Extract each line bearing the word "this".

┏━━

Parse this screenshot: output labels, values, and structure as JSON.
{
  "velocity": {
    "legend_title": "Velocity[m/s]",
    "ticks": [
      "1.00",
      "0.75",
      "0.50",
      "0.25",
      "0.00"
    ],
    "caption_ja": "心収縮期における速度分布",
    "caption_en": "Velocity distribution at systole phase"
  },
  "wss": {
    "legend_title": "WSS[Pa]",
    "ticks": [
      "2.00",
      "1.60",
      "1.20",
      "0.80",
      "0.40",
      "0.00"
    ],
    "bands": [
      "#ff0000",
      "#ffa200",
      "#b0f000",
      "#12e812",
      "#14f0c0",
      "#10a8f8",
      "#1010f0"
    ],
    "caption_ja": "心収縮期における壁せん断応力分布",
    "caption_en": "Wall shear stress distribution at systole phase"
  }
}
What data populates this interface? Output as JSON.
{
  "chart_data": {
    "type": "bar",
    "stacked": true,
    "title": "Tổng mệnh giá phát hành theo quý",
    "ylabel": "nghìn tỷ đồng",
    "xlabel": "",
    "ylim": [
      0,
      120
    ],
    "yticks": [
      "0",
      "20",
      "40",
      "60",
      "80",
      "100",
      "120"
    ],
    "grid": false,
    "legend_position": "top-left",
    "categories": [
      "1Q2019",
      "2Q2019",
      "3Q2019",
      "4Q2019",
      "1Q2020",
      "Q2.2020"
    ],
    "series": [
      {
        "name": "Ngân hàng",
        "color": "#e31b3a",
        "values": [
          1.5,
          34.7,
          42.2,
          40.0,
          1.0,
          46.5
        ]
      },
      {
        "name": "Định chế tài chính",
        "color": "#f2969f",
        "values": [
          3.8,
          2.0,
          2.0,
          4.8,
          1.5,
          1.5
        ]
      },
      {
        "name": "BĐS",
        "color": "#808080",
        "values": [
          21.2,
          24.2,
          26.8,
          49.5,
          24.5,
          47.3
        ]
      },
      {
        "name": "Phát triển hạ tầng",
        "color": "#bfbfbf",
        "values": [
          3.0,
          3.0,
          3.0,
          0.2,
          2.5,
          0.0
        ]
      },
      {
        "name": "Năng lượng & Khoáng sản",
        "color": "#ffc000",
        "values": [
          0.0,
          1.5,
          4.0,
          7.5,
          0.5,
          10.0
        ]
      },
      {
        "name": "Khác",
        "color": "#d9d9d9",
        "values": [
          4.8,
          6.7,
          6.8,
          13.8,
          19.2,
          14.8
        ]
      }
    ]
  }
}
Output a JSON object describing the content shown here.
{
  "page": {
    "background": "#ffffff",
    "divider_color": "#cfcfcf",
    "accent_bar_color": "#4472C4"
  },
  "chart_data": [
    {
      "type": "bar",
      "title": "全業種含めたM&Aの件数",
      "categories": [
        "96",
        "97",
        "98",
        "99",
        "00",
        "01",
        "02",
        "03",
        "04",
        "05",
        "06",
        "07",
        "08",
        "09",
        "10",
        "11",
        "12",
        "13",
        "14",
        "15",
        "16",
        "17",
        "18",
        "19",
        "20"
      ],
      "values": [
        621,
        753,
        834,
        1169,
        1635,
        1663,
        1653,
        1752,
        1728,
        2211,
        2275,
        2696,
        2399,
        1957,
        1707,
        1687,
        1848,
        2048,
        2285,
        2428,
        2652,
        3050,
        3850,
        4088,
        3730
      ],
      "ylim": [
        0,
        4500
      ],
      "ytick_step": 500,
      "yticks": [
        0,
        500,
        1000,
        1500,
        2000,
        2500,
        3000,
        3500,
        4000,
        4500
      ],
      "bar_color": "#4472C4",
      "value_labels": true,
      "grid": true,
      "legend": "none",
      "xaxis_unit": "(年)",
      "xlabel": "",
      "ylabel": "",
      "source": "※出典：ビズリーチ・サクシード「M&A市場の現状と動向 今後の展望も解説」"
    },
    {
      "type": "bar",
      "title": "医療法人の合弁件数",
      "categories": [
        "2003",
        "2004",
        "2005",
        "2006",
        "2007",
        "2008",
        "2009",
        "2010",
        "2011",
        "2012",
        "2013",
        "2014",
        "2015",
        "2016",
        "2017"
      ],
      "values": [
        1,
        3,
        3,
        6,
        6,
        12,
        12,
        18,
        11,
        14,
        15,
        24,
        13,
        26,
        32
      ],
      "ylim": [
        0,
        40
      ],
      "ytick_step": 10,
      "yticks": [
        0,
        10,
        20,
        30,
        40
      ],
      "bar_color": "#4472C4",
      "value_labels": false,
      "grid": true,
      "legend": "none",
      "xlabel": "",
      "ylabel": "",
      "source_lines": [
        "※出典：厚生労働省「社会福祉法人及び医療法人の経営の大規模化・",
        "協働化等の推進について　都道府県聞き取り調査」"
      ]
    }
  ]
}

┗━━

Correct result:
Parse this screenshot: output labels, values, and structure as JSON.
What data populates this interface? Output as JSON.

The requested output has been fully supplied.